- [OBJECTIVE] Look below. Copy each line that has "disc" in it.

- [INPUT MATERIAL]
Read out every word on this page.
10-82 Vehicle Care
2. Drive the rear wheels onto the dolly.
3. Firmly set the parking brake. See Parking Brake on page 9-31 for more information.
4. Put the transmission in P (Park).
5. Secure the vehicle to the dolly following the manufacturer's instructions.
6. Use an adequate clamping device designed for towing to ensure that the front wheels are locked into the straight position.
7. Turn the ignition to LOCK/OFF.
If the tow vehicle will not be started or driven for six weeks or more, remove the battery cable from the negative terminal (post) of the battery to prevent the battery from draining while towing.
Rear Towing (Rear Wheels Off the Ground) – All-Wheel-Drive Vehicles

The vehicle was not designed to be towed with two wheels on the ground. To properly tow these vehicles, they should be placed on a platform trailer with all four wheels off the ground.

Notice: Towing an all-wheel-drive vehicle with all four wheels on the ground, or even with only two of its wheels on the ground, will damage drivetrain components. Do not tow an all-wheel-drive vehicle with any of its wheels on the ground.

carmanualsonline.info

...

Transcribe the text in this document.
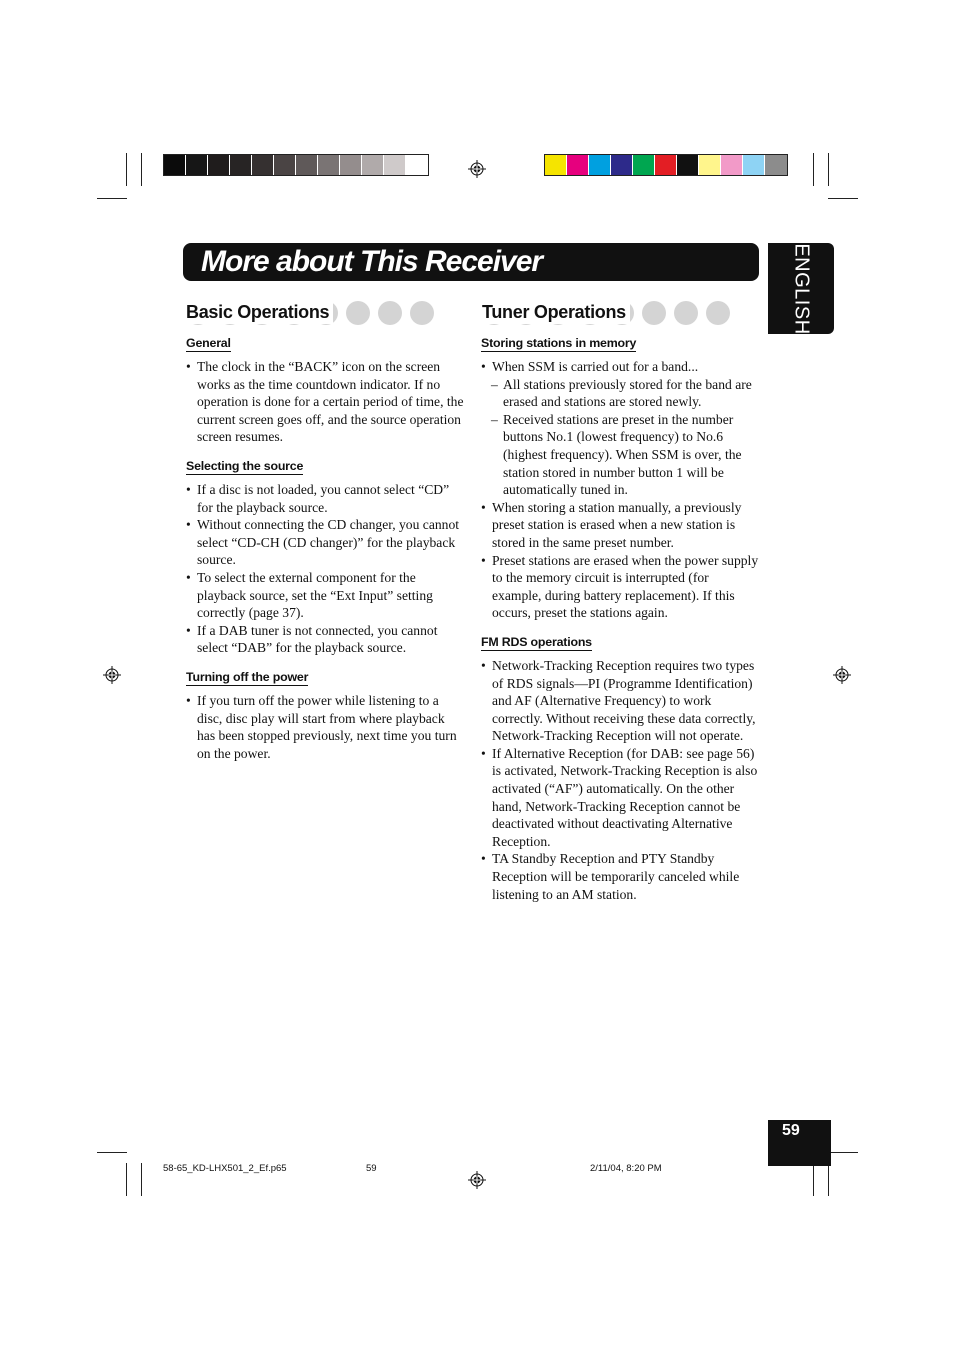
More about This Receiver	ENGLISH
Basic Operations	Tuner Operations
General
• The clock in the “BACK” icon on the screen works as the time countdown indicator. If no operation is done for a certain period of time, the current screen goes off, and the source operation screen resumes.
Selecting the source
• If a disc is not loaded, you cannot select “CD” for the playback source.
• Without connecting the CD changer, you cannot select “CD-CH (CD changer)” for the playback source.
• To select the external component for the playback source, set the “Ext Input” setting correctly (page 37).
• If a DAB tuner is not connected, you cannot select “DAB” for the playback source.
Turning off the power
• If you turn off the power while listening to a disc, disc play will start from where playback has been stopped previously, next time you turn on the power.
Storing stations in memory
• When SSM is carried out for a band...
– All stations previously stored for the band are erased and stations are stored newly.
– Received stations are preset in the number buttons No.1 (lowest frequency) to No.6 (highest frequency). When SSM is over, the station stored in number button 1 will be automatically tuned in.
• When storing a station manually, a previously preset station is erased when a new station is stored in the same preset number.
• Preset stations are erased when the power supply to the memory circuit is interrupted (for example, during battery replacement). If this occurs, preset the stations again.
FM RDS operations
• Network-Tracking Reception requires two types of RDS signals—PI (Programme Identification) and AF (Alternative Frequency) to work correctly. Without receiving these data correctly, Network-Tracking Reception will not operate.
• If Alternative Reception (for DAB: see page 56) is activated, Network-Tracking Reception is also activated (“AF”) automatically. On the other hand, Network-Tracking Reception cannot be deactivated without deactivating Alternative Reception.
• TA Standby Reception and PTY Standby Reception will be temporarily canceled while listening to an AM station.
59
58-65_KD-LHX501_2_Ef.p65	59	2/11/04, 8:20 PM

...

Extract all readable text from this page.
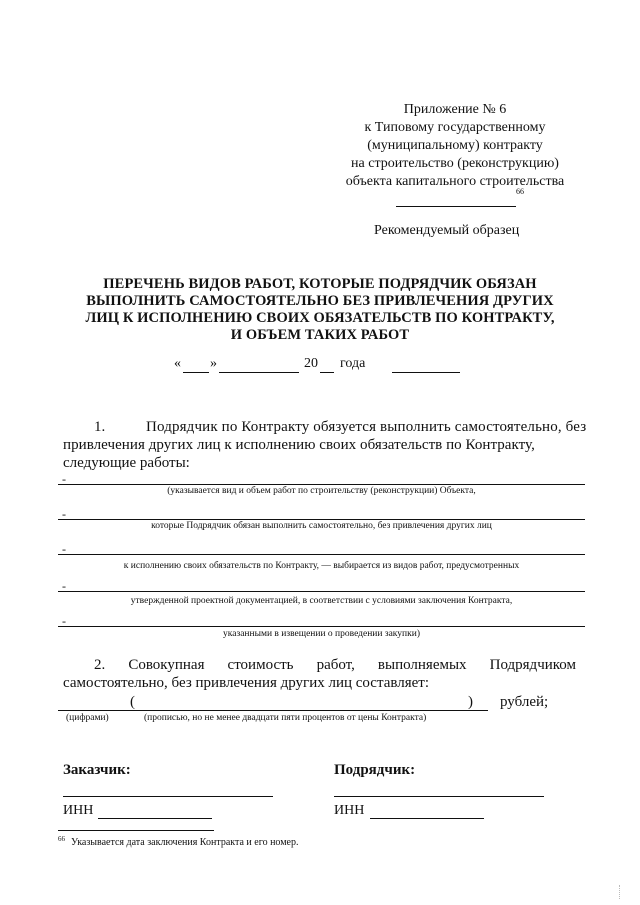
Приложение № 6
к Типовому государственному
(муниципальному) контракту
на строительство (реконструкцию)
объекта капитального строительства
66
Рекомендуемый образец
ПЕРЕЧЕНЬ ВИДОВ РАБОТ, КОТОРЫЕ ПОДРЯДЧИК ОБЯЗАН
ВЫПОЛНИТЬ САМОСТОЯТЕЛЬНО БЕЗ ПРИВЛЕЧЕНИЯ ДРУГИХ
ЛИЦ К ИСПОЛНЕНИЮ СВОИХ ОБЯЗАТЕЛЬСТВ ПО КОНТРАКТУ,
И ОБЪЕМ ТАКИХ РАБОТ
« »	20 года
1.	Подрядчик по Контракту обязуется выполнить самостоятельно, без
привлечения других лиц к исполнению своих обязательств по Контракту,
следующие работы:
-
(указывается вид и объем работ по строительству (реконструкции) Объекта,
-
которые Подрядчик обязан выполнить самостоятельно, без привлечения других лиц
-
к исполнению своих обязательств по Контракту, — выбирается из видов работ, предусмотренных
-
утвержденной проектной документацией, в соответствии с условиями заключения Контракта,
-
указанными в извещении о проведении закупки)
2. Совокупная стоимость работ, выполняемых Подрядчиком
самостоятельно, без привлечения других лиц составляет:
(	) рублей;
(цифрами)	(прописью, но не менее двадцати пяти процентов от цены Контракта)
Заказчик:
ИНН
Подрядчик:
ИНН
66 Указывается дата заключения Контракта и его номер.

- [ANSWER FOR THE TASK]
• If a disc is not loaded, you cannot select “CD” for the playback source.
• If you turn off the power while listening to a disc, disc play will start from where playback has been stopped previously, next time you turn on the power.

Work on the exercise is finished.